# [SUPPLIED RECORDS]

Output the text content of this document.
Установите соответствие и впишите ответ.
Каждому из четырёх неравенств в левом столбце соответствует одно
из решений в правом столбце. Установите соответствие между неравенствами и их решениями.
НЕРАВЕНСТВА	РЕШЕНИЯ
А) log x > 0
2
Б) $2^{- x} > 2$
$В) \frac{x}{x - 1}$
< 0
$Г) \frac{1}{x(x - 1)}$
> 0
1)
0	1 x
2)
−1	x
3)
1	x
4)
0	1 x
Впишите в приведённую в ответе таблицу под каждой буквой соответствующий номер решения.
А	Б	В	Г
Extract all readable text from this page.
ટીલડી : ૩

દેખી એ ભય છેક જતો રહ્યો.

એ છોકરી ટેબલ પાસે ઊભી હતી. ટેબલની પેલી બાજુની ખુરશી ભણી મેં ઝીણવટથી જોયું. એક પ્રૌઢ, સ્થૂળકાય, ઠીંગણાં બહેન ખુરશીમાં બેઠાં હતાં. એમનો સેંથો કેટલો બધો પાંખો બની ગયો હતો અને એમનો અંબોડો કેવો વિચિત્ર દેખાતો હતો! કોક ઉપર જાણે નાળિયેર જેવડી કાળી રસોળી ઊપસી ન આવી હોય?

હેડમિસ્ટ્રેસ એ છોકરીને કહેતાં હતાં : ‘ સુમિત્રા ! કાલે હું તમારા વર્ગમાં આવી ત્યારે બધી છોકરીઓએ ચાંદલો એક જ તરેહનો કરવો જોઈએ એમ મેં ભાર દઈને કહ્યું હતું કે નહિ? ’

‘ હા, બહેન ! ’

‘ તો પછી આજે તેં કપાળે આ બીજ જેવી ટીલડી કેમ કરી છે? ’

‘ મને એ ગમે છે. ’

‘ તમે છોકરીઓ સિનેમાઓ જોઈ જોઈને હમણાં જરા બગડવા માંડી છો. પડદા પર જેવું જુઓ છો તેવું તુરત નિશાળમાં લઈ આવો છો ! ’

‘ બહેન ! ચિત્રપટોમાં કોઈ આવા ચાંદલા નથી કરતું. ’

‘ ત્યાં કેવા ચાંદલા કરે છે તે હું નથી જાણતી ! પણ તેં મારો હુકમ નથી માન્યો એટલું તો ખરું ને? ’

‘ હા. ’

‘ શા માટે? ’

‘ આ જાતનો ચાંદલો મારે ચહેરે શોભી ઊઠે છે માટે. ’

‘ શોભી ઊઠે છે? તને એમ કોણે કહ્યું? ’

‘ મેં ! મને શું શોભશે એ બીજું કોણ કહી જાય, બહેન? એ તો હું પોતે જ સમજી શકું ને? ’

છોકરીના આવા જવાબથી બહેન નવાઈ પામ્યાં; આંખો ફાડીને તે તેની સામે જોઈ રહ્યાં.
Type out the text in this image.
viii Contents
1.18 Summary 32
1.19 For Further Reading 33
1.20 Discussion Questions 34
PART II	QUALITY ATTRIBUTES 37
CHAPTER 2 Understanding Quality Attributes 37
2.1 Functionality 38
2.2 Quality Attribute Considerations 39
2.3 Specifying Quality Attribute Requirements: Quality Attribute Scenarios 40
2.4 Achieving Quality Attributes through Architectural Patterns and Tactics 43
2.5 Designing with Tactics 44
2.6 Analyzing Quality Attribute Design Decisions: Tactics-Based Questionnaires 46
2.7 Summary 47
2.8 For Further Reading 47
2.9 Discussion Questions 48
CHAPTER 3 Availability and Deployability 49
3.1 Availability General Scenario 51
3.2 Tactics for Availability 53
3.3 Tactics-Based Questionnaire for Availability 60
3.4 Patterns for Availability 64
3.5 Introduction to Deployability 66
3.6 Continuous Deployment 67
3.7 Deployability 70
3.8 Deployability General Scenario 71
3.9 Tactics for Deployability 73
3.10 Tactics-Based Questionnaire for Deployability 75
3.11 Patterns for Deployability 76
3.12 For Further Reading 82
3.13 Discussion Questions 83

# [TASK BRIEF]
Write the whole listing out again. Keep every line exactly as it is.

# [TASK ANSWER]
Output the text content of this document.
Установите соответствие и впишите ответ.
Каждому из четырёх неравенств в левом столбце соответствует одно
из решений в правом столбце. Установите соответствие между неравенствами и их решениями.
НЕРАВЕНСТВА	РЕШЕНИЯ
А) log x > 0
2
Б) $2^{- x} > 2$
$В) \frac{x}{x - 1}$
< 0
$Г) \frac{1}{x(x - 1)}$
> 0
1)
0	1 x
2)
−1	x
3)
1	x
4)
0	1 x
Впишите в приведённую в ответе таблицу под каждой буквой соответствующий номер решения.
А	Б	В	Г
Extract all readable text from this page.
ટીલડી : ૩

દેખી એ ભય છેક જતો રહ્યો.

એ છોકરી ટેબલ પાસે ઊભી હતી. ટેબલની પેલી બાજુની ખુરશી ભણી મેં ઝીણવટથી જોયું. એક પ્રૌઢ, સ્થૂળકાય, ઠીંગણાં બહેન ખુરશીમાં બેઠાં હતાં. એમનો સેંથો કેટલો બધો પાંખો બની ગયો હતો અને એમનો અંબોડો કેવો વિચિત્ર દેખાતો હતો! કોક ઉપર જાણે નાળિયેર જેવડી કાળી રસોળી ઊપસી ન આવી હોય?

હેડમિસ્ટ્રેસ એ છોકરીને કહેતાં હતાં : ‘ સુમિત્રા ! કાલે હું તમારા વર્ગમાં આવી ત્યારે બધી છોકરીઓએ ચાંદલો એક જ તરેહનો કરવો જોઈએ એમ મેં ભાર દઈને કહ્યું હતું કે નહિ? ’

‘ હા, બહેન ! ’

‘ તો પછી આજે તેં કપાળે આ બીજ જેવી ટીલડી કેમ કરી છે? ’

‘ મને એ ગમે છે. ’

‘ તમે છોકરીઓ સિનેમાઓ જોઈ જોઈને હમણાં જરા બગડવા માંડી છો. પડદા પર જેવું જુઓ છો તેવું તુરત નિશાળમાં લઈ આવો છો ! ’

‘ બહેન ! ચિત્રપટોમાં કોઈ આવા ચાંદલા નથી કરતું. ’

‘ ત્યાં કેવા ચાંદલા કરે છે તે હું નથી જાણતી ! પણ તેં મારો હુકમ નથી માન્યો એટલું તો ખરું ને? ’

‘ હા. ’

‘ શા માટે? ’

‘ આ જાતનો ચાંદલો મારે ચહેરે શોભી ઊઠે છે માટે. ’

‘ શોભી ઊઠે છે? તને એમ કોણે કહ્યું? ’

‘ મેં ! મને શું શોભશે એ બીજું કોણ કહી જાય, બહેન? એ તો હું પોતે જ સમજી શકું ને? ’

છોકરીના આવા જવાબથી બહેન નવાઈ પામ્યાં; આંખો ફાડીને તે તેની સામે જોઈ રહ્યાં.
Type out the text in this image.
viii Contents
1.18 Summary 32
1.19 For Further Reading 33
1.20 Discussion Questions 34
PART II	QUALITY ATTRIBUTES 37
CHAPTER 2 Understanding Quality Attributes 37
2.1 Functionality 38
2.2 Quality Attribute Considerations 39
2.3 Specifying Quality Attribute Requirements: Quality Attribute Scenarios 40
2.4 Achieving Quality Attributes through Architectural Patterns and Tactics 43
2.5 Designing with Tactics 44
2.6 Analyzing Quality Attribute Design Decisions: Tactics-Based Questionnaires 46
2.7 Summary 47
2.8 For Further Reading 47
2.9 Discussion Questions 48
CHAPTER 3 Availability and Deployability 49
3.1 Availability General Scenario 51
3.2 Tactics for Availability 53
3.3 Tactics-Based Questionnaire for Availability 60
3.4 Patterns for Availability 64
3.5 Introduction to Deployability 66
3.6 Continuous Deployment 67
3.7 Deployability 70
3.8 Deployability General Scenario 71
3.9 Tactics for Deployability 73
3.10 Tactics-Based Questionnaire for Deployability 75
3.11 Patterns for Deployability 76
3.12 For Further Reading 82
3.13 Discussion Questions 83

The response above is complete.